* _TASK PROMPT_:
Quote the listing below in its entirety, omitting every image.

* _SUPPLIED RECORDS_:
============================================================
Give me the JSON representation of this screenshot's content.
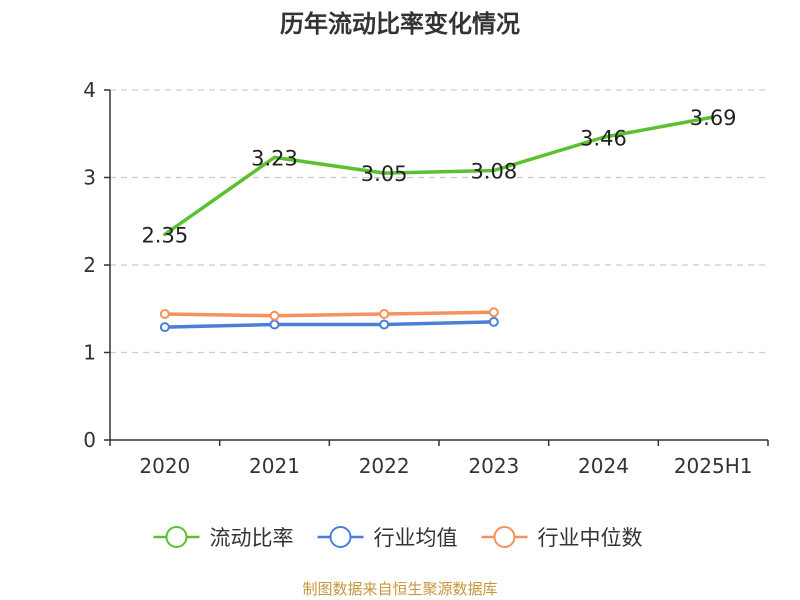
{
  "chart_data": {
    "type": "line",
    "title": "历年流动比率变化情况",
    "categories": [
      "2020",
      "2021",
      "2022",
      "2023",
      "2024",
      "2025H1"
    ],
    "ylim": [
      0,
      4
    ],
    "yticks": [
      "0",
      "1",
      "2",
      "3",
      "4"
    ],
    "grid": true,
    "legend_position": "bottom",
    "series": [
      {
        "name": "流动比率",
        "color": "#5bc130",
        "values": [
          2.35,
          3.23,
          3.05,
          3.08,
          3.46,
          3.69
        ],
        "labels": [
          "2.35",
          "3.23",
          "3.05",
          "3.08",
          "3.46",
          "3.69"
        ],
        "marker": "none"
      },
      {
        "name": "行业均值",
        "color": "#4a7fd8",
        "values": [
          1.29,
          1.32,
          1.32,
          1.35,
          null,
          null
        ],
        "marker": "circle"
      },
      {
        "name": "行业中位数",
        "color": "#f5925c",
        "values": [
          1.44,
          1.42,
          1.44,
          1.46,
          null,
          null
        ],
        "marker": "circle"
      }
    ],
    "source_note": "制图数据来自恒生聚源数据库"
  }
}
============================================================
* _THE SOLUTION_:
Give me the JSON representation of this screenshot's content.
{
  "chart_data": {
    "type": "line",
    "title": "历年流动比率变化情况",
    "categories": [
      "2020",
      "2021",
      "2022",
      "2023",
      "2024",
      "2025H1"
    ],
    "ylim": [
      0,
      4
    ],
    "yticks": [
      "0",
      "1",
      "2",
      "3",
      "4"
    ],
    "grid": true,
    "legend_position": "bottom",
    "series": [
      {
        "name": "流动比率",
        "color": "#5bc130",
        "values": [
          2.35,
          3.23,
          3.05,
          3.08,
          3.46,
          3.69
        ],
        "labels": [
          "2.35",
          "3.23",
          "3.05",
          "3.08",
          "3.46",
          "3.69"
        ],
        "marker": "none"
      },
      {
        "name": "行业均值",
        "color": "#4a7fd8",
        "values": [
          1.29,
          1.32,
          1.32,
          1.35,
          null,
          null
        ],
        "marker": "circle"
      },
      {
        "name": "行业中位数",
        "color": "#f5925c",
        "values": [
          1.44,
          1.42,
          1.44,
          1.46,
          null,
          null
        ],
        "marker": "circle"
      }
    ],
    "source_note": "制图数据来自恒生聚源数据库"
  }
}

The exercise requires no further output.